Sebutkan semua nama orang yang muncul dalam berita tentang kunjungan Kajati Aceh ke Meuligoe Wali Nanggroe di bawah.

# [Blok Teks]
┄┄┄┄┄┄┄┄┄┄
Kajati Aceh Kunker dan Silaturahmi  ke Meuligoe Wali Nanggroe Aceh, Ini yang Bahas - Telusur

Kajati Aceh Kunker dan Silaturahmi  ke Meuligoe Wali Nanggroe Aceh, Ini yang Bahas

Kunjungan Kerja Kepala Kejaksaan Tinggi (Kajati) Aceh Bambang Bachtiar, ke Meuligoe Wali Nanggroe Aceh, Kamis (12/5/22). (Ist).

telusur.co.id - Kepala Kejaksaan Tinggi (Kajati) Aceh Bambang Bachtiar, melakukan kunjungan kerja (Kunker) dan silaturahmi ke Meuligoe Wali Nanggroe Aceh, Kamis (12/5/22). Kedatangan Kajati Aceh beserta rombongan tiba di Meuligoe Wali Nanggroe Aceh disambut oleh Wali Nanggroe Tgk. Malik Mahmud Al Haythar dan Muhammad Raviq selaku  Staf Khusus Wali Nanggroe bidang luar negeri.
┄┄┄┄┄┄┄┄┄┄
# [Data Mentah]

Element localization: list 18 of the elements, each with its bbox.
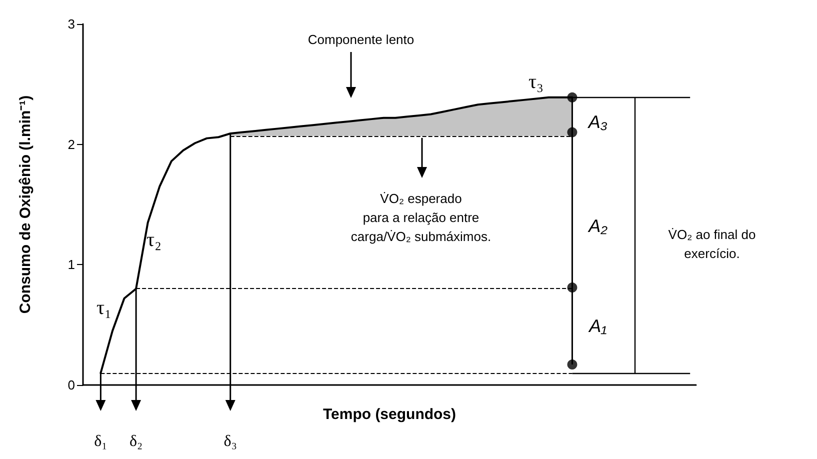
┄┄┄┄┄┄┄┄┄┄
# [Jawaban Tertulis]
Nama orang yang muncul adalah Bambang Bachtiar, Tgk. Malik Mahmud Al Haythar, dan Muhammad Raviq.